_Task requirements:_
Write out each line exactly as given. Leave the pictures out of your copy.

_Input material:_
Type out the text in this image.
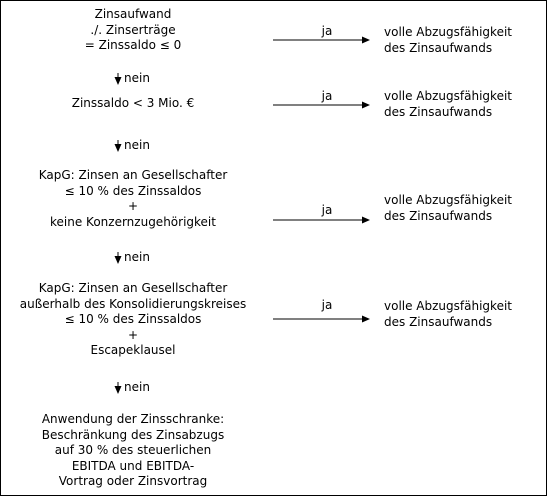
Zinsaufwand
./. Zinserträge
= Zinssaldo ≤ 0
ja	volle Abzugsfähigkeit
des Zinsaufwands
nein
Zinssaldo < 3 Mio. €	ja	volle Abzugsfähigkeit
des Zinsaufwands
nein
KapG: Zinsen an Gesellschafter
≤ 10 % des Zinssaldos
+
keine Konzernzugehörigkeit
ja
volle Abzugsfähigkeit
des Zinsaufwands
nein
KapG: Zinsen an Gesellschafter
außerhalb des Konsolidierungskreises
≤ 10 % des Zinssaldos
+
Escapeklausel
ja	volle Abzugsfähigkeit
des Zinsaufwands
nein
Anwendung der Zinsschranke:
Beschränkung des Zinsabzugs
auf 30 % des steuerlichen
EBITDA und EBITDA-
Vortrag oder Zinsvortrag
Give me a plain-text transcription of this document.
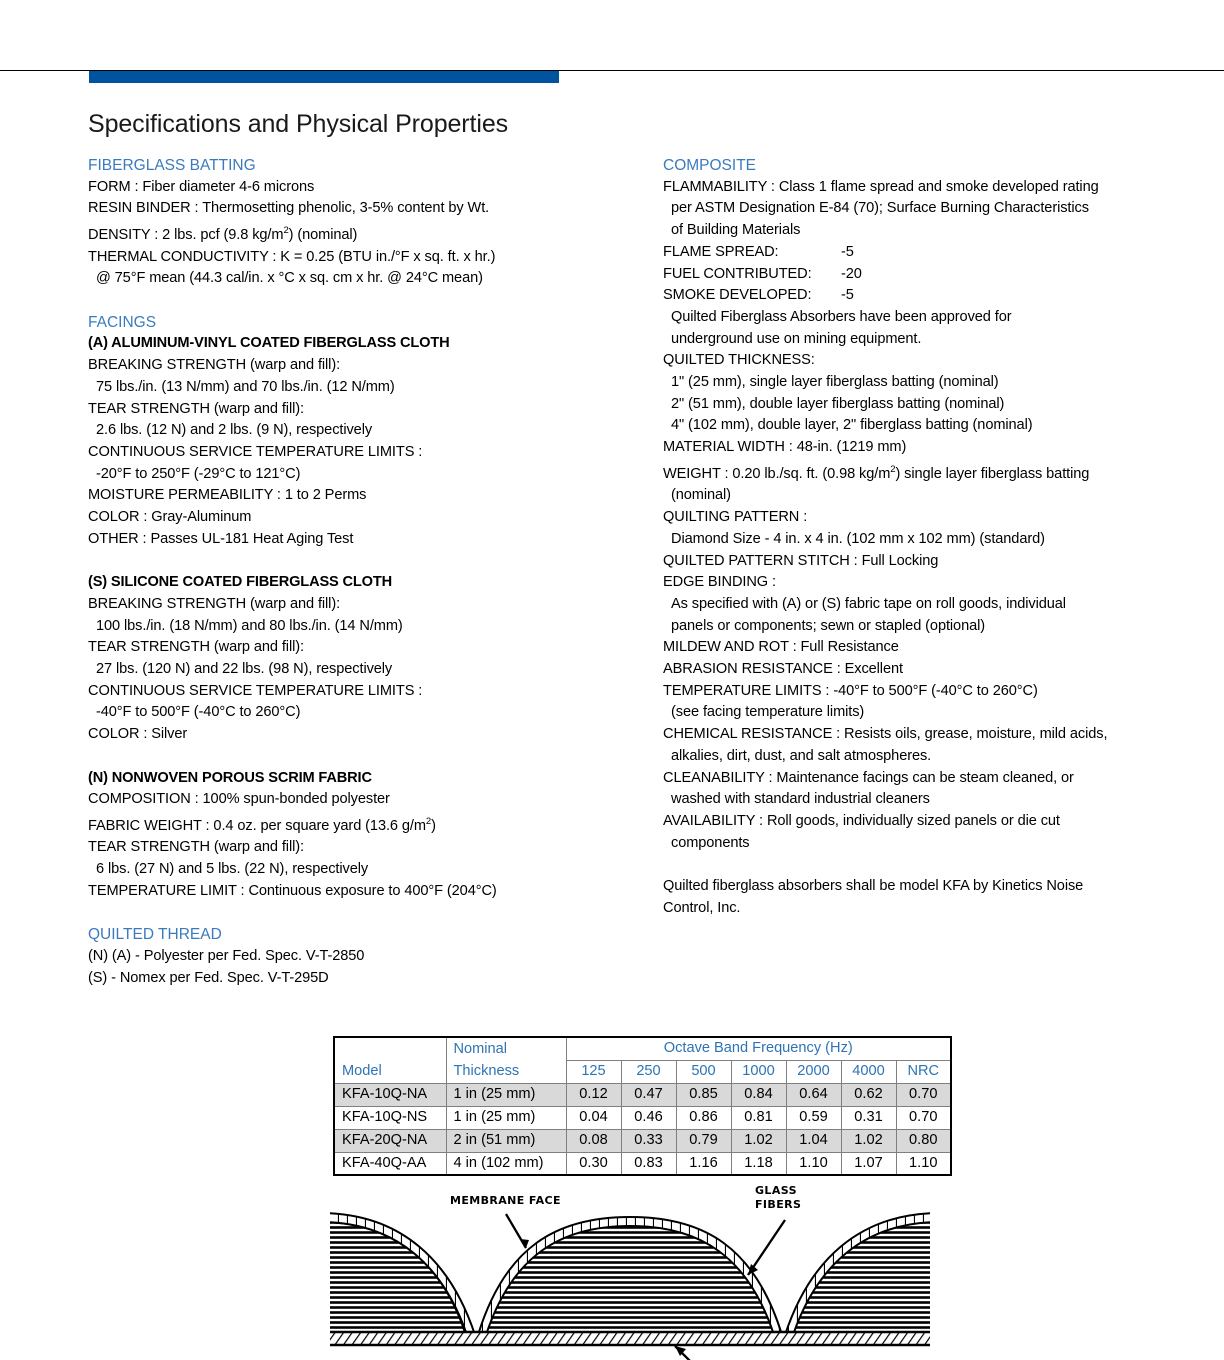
Specifications and Physical Properties
FIBERGLASS BATTING
FORM : Fiber diameter 4-6 microns
RESIN BINDER : Thermosetting phenolic, 3-5% content by Wt.
DENSITY : 2 lbs. pcf (9.8 $kg/m^2$) (nominal)
THERMAL CONDUCTIVITY : K = 0.25 (BTU in./°F x sq. ft. x hr.)
@ 75°F mean (44.3 cal/in. x °C x sq. cm x hr. @ 24°C mean)
FACINGS
(A) ALUMINUM-VINYL COATED FIBERGLASS CLOTH
BREAKING STRENGTH (warp and fill):
75 lbs./in. (13 N/mm) and 70 lbs./in. (12 N/mm)
TEAR STRENGTH (warp and fill):
2.6 lbs. (12 N) and 2 lbs. (9 N), respectively
CONTINUOUS SERVICE TEMPERATURE LIMITS :
-20°F to 250°F (-29°C to 121°C)
MOISTURE PERMEABILITY : 1 to 2 Perms
COLOR : Gray-Aluminum
OTHER : Passes UL-181 Heat Aging Test
(S) SILICONE COATED FIBERGLASS CLOTH
BREAKING STRENGTH (warp and fill):
100 lbs./in. (18 N/mm) and 80 lbs./in. (14 N/mm)
TEAR STRENGTH (warp and fill):
27 lbs. (120 N) and 22 lbs. (98 N), respectively
CONTINUOUS SERVICE TEMPERATURE LIMITS :
-40°F to 500°F (-40°C to 260°C)
COLOR : Silver
(N) NONWOVEN POROUS SCRIM FABRIC
COMPOSITION : 100% spun-bonded polyester
FABRIC WEIGHT : 0.4 oz. per square yard (13.6 $g/m^2$)
TEAR STRENGTH (warp and fill):
6 lbs. (27 N) and 5 lbs. (22 N), respectively
TEMPERATURE LIMIT : Continuous exposure to 400°F (204°C)
QUILTED THREAD
(N) (A) - Polyester per Fed. Spec. V-T-2850
(S) - Nomex per Fed. Spec. V-T-295D
COMPOSITE
FLAMMABILITY : Class 1 flame spread and smoke developed rating
per ASTM Designation E-84 (70); Surface Burning Characteristics
of Building Materials
FLAME SPREAD:	-5
FUEL CONTRIBUTED: -20
SMOKE DEVELOPED: -5
Quilted Fiberglass Absorbers have been approved for
underground use on mining equipment.
QUILTED THICKNESS:
1" (25 mm), single layer fiberglass batting (nominal)
2" (51 mm), double layer fiberglass batting (nominal)
4" (102 mm), double layer, 2" fiberglass batting (nominal)
MATERIAL WIDTH : 48-in. (1219 mm)
WEIGHT : 0.20 lb./sq. ft. (0.98 $kg/m^2$) single layer fiberglass batting
(nominal)
QUILTING PATTERN :
Diamond Size - 4 in. x 4 in. (102 mm x 102 mm) (standard)
QUILTED PATTERN STITCH : Full Locking
EDGE BINDING :
As specified with (A) or (S) fabric tape on roll goods, individual
panels or components; sewn or stapled (optional)
MILDEW AND ROT : Full Resistance
ABRASION RESISTANCE : Excellent
TEMPERATURE LIMITS : -40°F to 500°F (-40°C to 260°C)
(see facing temperature limits)
CHEMICAL RESISTANCE : Resists oils, grease, moisture, mild acids,
alkalies, dirt, dust, and salt atmospheres.
CLEANABILITY : Maintenance facings can be steam cleaned, or
washed with standard industrial cleaners
AVAILABILITY : Roll goods, individually sized panels or die cut
components
Quilted fiberglass absorbers shall be model KFA by Kinetics Noise
Control, Inc.
	Nominal	Octave Band Frequency (Hz)						
Model	Thickness	125	250	500	1000	2000	4000	NRC
KFA-10Q-NA	1 in (25 mm)	0.12	0.47	0.85	0.84	0.64	0.62	0.70
KFA-10Q-NS	1 in (25 mm)	0.04	0.46	0.86	0.81	0.59	0.31	0.70
KFA-20Q-NA	2 in (51 mm)	0.08	0.33	0.79	1.02	1.04	1.02	0.80
KFA-40Q-AA	4 in (102 mm)	0.30	0.83	1.16	1.18	1.10	1.07	1.10
MEMBRANE FACE
GLASS
FIBERS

_Result of this exercise:_
Type out the text in this image.
Zinsaufwand
./. Zinserträge
= Zinssaldo ≤ 0
ja	volle Abzugsfähigkeit
des Zinsaufwands
nein
Zinssaldo < 3 Mio. €	ja	volle Abzugsfähigkeit
des Zinsaufwands
nein
KapG: Zinsen an Gesellschafter
≤ 10 % des Zinssaldos
+
keine Konzernzugehörigkeit
ja
volle Abzugsfähigkeit
des Zinsaufwands
nein
KapG: Zinsen an Gesellschafter
außerhalb des Konsolidierungskreises
≤ 10 % des Zinssaldos
+
Escapeklausel
ja	volle Abzugsfähigkeit
des Zinsaufwands
nein
Anwendung der Zinsschranke:
Beschränkung des Zinsabzugs
auf 30 % des steuerlichen
EBITDA und EBITDA-
Vortrag oder Zinsvortrag
Give me a plain-text transcription of this document.
Specifications and Physical Properties
FIBERGLASS BATTING
FORM : Fiber diameter 4-6 microns
RESIN BINDER : Thermosetting phenolic, 3-5% content by Wt.
DENSITY : 2 lbs. pcf (9.8 $kg/m^2$) (nominal)
THERMAL CONDUCTIVITY : K = 0.25 (BTU in./°F x sq. ft. x hr.)
@ 75°F mean (44.3 cal/in. x °C x sq. cm x hr. @ 24°C mean)
FACINGS
(A) ALUMINUM-VINYL COATED FIBERGLASS CLOTH
BREAKING STRENGTH (warp and fill):
75 lbs./in. (13 N/mm) and 70 lbs./in. (12 N/mm)
TEAR STRENGTH (warp and fill):
2.6 lbs. (12 N) and 2 lbs. (9 N), respectively
CONTINUOUS SERVICE TEMPERATURE LIMITS :
-20°F to 250°F (-29°C to 121°C)
MOISTURE PERMEABILITY : 1 to 2 Perms
COLOR : Gray-Aluminum
OTHER : Passes UL-181 Heat Aging Test
(S) SILICONE COATED FIBERGLASS CLOTH
BREAKING STRENGTH (warp and fill):
100 lbs./in. (18 N/mm) and 80 lbs./in. (14 N/mm)
TEAR STRENGTH (warp and fill):
27 lbs. (120 N) and 22 lbs. (98 N), respectively
CONTINUOUS SERVICE TEMPERATURE LIMITS :
-40°F to 500°F (-40°C to 260°C)
COLOR : Silver
(N) NONWOVEN POROUS SCRIM FABRIC
COMPOSITION : 100% spun-bonded polyester
FABRIC WEIGHT : 0.4 oz. per square yard (13.6 $g/m^2$)
TEAR STRENGTH (warp and fill):
6 lbs. (27 N) and 5 lbs. (22 N), respectively
TEMPERATURE LIMIT : Continuous exposure to 400°F (204°C)
QUILTED THREAD
(N) (A) - Polyester per Fed. Spec. V-T-2850
(S) - Nomex per Fed. Spec. V-T-295D
COMPOSITE
FLAMMABILITY : Class 1 flame spread and smoke developed rating
per ASTM Designation E-84 (70); Surface Burning Characteristics
of Building Materials
FLAME SPREAD:	-5
FUEL CONTRIBUTED: -20
SMOKE DEVELOPED: -5
Quilted Fiberglass Absorbers have been approved for
underground use on mining equipment.
QUILTED THICKNESS:
1" (25 mm), single layer fiberglass batting (nominal)
2" (51 mm), double layer fiberglass batting (nominal)
4" (102 mm), double layer, 2" fiberglass batting (nominal)
MATERIAL WIDTH : 48-in. (1219 mm)
WEIGHT : 0.20 lb./sq. ft. (0.98 $kg/m^2$) single layer fiberglass batting
(nominal)
QUILTING PATTERN :
Diamond Size - 4 in. x 4 in. (102 mm x 102 mm) (standard)
QUILTED PATTERN STITCH : Full Locking
EDGE BINDING :
As specified with (A) or (S) fabric tape on roll goods, individual
panels or components; sewn or stapled (optional)
MILDEW AND ROT : Full Resistance
ABRASION RESISTANCE : Excellent
TEMPERATURE LIMITS : -40°F to 500°F (-40°C to 260°C)
(see facing temperature limits)
CHEMICAL RESISTANCE : Resists oils, grease, moisture, mild acids,
alkalies, dirt, dust, and salt atmospheres.
CLEANABILITY : Maintenance facings can be steam cleaned, or
washed with standard industrial cleaners
AVAILABILITY : Roll goods, individually sized panels or die cut
components
Quilted fiberglass absorbers shall be model KFA by Kinetics Noise
Control, Inc.
	Nominal	Octave Band Frequency (Hz)						
Model	Thickness	125	250	500	1000	2000	4000	NRC
KFA-10Q-NA	1 in (25 mm)	0.12	0.47	0.85	0.84	0.64	0.62	0.70
KFA-10Q-NS	1 in (25 mm)	0.04	0.46	0.86	0.81	0.59	0.31	0.70
KFA-20Q-NA	2 in (51 mm)	0.08	0.33	0.79	1.02	1.04	1.02	0.80
KFA-40Q-AA	4 in (102 mm)	0.30	0.83	1.16	1.18	1.10	1.07	1.10
MEMBRANE FACE
GLASS
FIBERS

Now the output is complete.